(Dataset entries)
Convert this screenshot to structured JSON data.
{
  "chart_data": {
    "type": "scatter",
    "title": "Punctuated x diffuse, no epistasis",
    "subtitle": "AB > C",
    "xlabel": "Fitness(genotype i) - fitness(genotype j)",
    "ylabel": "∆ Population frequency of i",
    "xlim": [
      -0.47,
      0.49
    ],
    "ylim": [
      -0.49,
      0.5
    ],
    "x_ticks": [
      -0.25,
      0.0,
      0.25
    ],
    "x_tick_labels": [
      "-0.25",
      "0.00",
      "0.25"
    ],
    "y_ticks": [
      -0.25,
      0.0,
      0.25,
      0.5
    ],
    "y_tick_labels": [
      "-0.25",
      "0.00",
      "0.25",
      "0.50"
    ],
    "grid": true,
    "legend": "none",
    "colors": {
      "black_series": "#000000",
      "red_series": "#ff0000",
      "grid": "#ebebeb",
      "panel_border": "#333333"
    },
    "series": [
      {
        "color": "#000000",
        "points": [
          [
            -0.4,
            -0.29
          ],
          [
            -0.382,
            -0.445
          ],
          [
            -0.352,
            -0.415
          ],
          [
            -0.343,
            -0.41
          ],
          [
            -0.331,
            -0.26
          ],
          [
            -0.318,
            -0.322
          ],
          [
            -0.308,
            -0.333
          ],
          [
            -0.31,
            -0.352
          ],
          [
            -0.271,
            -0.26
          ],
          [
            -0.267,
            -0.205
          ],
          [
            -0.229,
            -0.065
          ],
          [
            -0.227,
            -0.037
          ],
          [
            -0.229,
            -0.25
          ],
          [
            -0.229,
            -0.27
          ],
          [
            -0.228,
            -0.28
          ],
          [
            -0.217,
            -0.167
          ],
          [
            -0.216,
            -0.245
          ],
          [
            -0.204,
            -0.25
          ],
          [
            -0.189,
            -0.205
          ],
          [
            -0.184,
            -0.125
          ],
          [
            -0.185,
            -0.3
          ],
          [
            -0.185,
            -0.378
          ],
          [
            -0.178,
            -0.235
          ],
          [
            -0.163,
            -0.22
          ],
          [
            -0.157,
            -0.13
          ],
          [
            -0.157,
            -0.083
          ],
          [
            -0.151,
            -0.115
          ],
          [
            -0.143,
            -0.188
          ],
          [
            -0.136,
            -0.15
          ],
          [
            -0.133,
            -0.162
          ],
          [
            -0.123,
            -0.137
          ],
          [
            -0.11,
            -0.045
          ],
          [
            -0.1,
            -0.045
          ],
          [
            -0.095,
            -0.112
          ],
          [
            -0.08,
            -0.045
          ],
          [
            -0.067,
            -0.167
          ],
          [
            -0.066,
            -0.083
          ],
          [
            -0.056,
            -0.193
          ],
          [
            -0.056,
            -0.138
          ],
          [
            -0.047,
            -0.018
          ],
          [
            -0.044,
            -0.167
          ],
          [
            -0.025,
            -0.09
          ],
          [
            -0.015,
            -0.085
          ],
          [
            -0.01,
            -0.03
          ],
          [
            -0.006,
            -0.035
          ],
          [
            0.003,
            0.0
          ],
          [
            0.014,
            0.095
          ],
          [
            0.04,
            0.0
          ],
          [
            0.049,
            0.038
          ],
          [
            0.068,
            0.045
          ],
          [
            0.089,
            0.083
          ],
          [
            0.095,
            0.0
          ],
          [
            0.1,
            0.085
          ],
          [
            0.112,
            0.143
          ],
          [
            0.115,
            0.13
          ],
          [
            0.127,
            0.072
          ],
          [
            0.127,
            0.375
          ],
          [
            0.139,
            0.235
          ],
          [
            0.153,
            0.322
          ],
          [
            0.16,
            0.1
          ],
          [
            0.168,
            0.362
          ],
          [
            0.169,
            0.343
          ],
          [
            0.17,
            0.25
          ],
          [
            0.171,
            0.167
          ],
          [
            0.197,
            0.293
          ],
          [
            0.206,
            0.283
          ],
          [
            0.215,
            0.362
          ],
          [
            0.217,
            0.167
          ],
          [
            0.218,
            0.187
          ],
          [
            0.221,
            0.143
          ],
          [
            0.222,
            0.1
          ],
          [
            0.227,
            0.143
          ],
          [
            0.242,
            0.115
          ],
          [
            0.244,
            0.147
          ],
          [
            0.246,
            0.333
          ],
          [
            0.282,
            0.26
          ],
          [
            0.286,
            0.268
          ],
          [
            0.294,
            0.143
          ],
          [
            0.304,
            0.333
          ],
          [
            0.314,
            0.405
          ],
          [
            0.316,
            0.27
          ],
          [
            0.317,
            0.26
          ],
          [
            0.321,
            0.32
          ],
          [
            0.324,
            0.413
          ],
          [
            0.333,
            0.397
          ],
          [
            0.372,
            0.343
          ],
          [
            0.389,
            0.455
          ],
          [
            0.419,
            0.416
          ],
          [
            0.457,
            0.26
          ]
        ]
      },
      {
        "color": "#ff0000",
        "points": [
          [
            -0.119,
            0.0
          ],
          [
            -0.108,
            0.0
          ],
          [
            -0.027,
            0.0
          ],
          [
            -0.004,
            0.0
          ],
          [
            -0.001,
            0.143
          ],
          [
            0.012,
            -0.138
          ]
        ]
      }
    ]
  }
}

__GIVEN EXERCISE__
Go through the material above line by line and copy it exactly.

__OUTPUT OF THE EXERCISE__
Convert this screenshot to structured JSON data.
{
  "chart_data": {
    "type": "scatter",
    "title": "Punctuated x diffuse, no epistasis",
    "subtitle": "AB > C",
    "xlabel": "Fitness(genotype i) - fitness(genotype j)",
    "ylabel": "∆ Population frequency of i",
    "xlim": [
      -0.47,
      0.49
    ],
    "ylim": [
      -0.49,
      0.5
    ],
    "x_ticks": [
      -0.25,
      0.0,
      0.25
    ],
    "x_tick_labels": [
      "-0.25",
      "0.00",
      "0.25"
    ],
    "y_ticks": [
      -0.25,
      0.0,
      0.25,
      0.5
    ],
    "y_tick_labels": [
      "-0.25",
      "0.00",
      "0.25",
      "0.50"
    ],
    "grid": true,
    "legend": "none",
    "colors": {
      "black_series": "#000000",
      "red_series": "#ff0000",
      "grid": "#ebebeb",
      "panel_border": "#333333"
    },
    "series": [
      {
        "color": "#000000",
        "points": [
          [
            -0.4,
            -0.29
          ],
          [
            -0.382,
            -0.445
          ],
          [
            -0.352,
            -0.415
          ],
          [
            -0.343,
            -0.41
          ],
          [
            -0.331,
            -0.26
          ],
          [
            -0.318,
            -0.322
          ],
          [
            -0.308,
            -0.333
          ],
          [
            -0.31,
            -0.352
          ],
          [
            -0.271,
            -0.26
          ],
          [
            -0.267,
            -0.205
          ],
          [
            -0.229,
            -0.065
          ],
          [
            -0.227,
            -0.037
          ],
          [
            -0.229,
            -0.25
          ],
          [
            -0.229,
            -0.27
          ],
          [
            -0.228,
            -0.28
          ],
          [
            -0.217,
            -0.167
          ],
          [
            -0.216,
            -0.245
          ],
          [
            -0.204,
            -0.25
          ],
          [
            -0.189,
            -0.205
          ],
          [
            -0.184,
            -0.125
          ],
          [
            -0.185,
            -0.3
          ],
          [
            -0.185,
            -0.378
          ],
          [
            -0.178,
            -0.235
          ],
          [
            -0.163,
            -0.22
          ],
          [
            -0.157,
            -0.13
          ],
          [
            -0.157,
            -0.083
          ],
          [
            -0.151,
            -0.115
          ],
          [
            -0.143,
            -0.188
          ],
          [
            -0.136,
            -0.15
          ],
          [
            -0.133,
            -0.162
          ],
          [
            -0.123,
            -0.137
          ],
          [
            -0.11,
            -0.045
          ],
          [
            -0.1,
            -0.045
          ],
          [
            -0.095,
            -0.112
          ],
          [
            -0.08,
            -0.045
          ],
          [
            -0.067,
            -0.167
          ],
          [
            -0.066,
            -0.083
          ],
          [
            -0.056,
            -0.193
          ],
          [
            -0.056,
            -0.138
          ],
          [
            -0.047,
            -0.018
          ],
          [
            -0.044,
            -0.167
          ],
          [
            -0.025,
            -0.09
          ],
          [
            -0.015,
            -0.085
          ],
          [
            -0.01,
            -0.03
          ],
          [
            -0.006,
            -0.035
          ],
          [
            0.003,
            0.0
          ],
          [
            0.014,
            0.095
          ],
          [
            0.04,
            0.0
          ],
          [
            0.049,
            0.038
          ],
          [
            0.068,
            0.045
          ],
          [
            0.089,
            0.083
          ],
          [
            0.095,
            0.0
          ],
          [
            0.1,
            0.085
          ],
          [
            0.112,
            0.143
          ],
          [
            0.115,
            0.13
          ],
          [
            0.127,
            0.072
          ],
          [
            0.127,
            0.375
          ],
          [
            0.139,
            0.235
          ],
          [
            0.153,
            0.322
          ],
          [
            0.16,
            0.1
          ],
          [
            0.168,
            0.362
          ],
          [
            0.169,
            0.343
          ],
          [
            0.17,
            0.25
          ],
          [
            0.171,
            0.167
          ],
          [
            0.197,
            0.293
          ],
          [
            0.206,
            0.283
          ],
          [
            0.215,
            0.362
          ],
          [
            0.217,
            0.167
          ],
          [
            0.218,
            0.187
          ],
          [
            0.221,
            0.143
          ],
          [
            0.222,
            0.1
          ],
          [
            0.227,
            0.143
          ],
          [
            0.242,
            0.115
          ],
          [
            0.244,
            0.147
          ],
          [
            0.246,
            0.333
          ],
          [
            0.282,
            0.26
          ],
          [
            0.286,
            0.268
          ],
          [
            0.294,
            0.143
          ],
          [
            0.304,
            0.333
          ],
          [
            0.314,
            0.405
          ],
          [
            0.316,
            0.27
          ],
          [
            0.317,
            0.26
          ],
          [
            0.321,
            0.32
          ],
          [
            0.324,
            0.413
          ],
          [
            0.333,
            0.397
          ],
          [
            0.372,
            0.343
          ],
          [
            0.389,
            0.455
          ],
          [
            0.419,
            0.416
          ],
          [
            0.457,
            0.26
          ]
        ]
      },
      {
        "color": "#ff0000",
        "points": [
          [
            -0.119,
            0.0
          ],
          [
            -0.108,
            0.0
          ],
          [
            -0.027,
            0.0
          ],
          [
            -0.004,
            0.0
          ],
          [
            -0.001,
            0.143
          ],
          [
            0.012,
            -0.138
          ]
        ]
      }
    ]
  }
}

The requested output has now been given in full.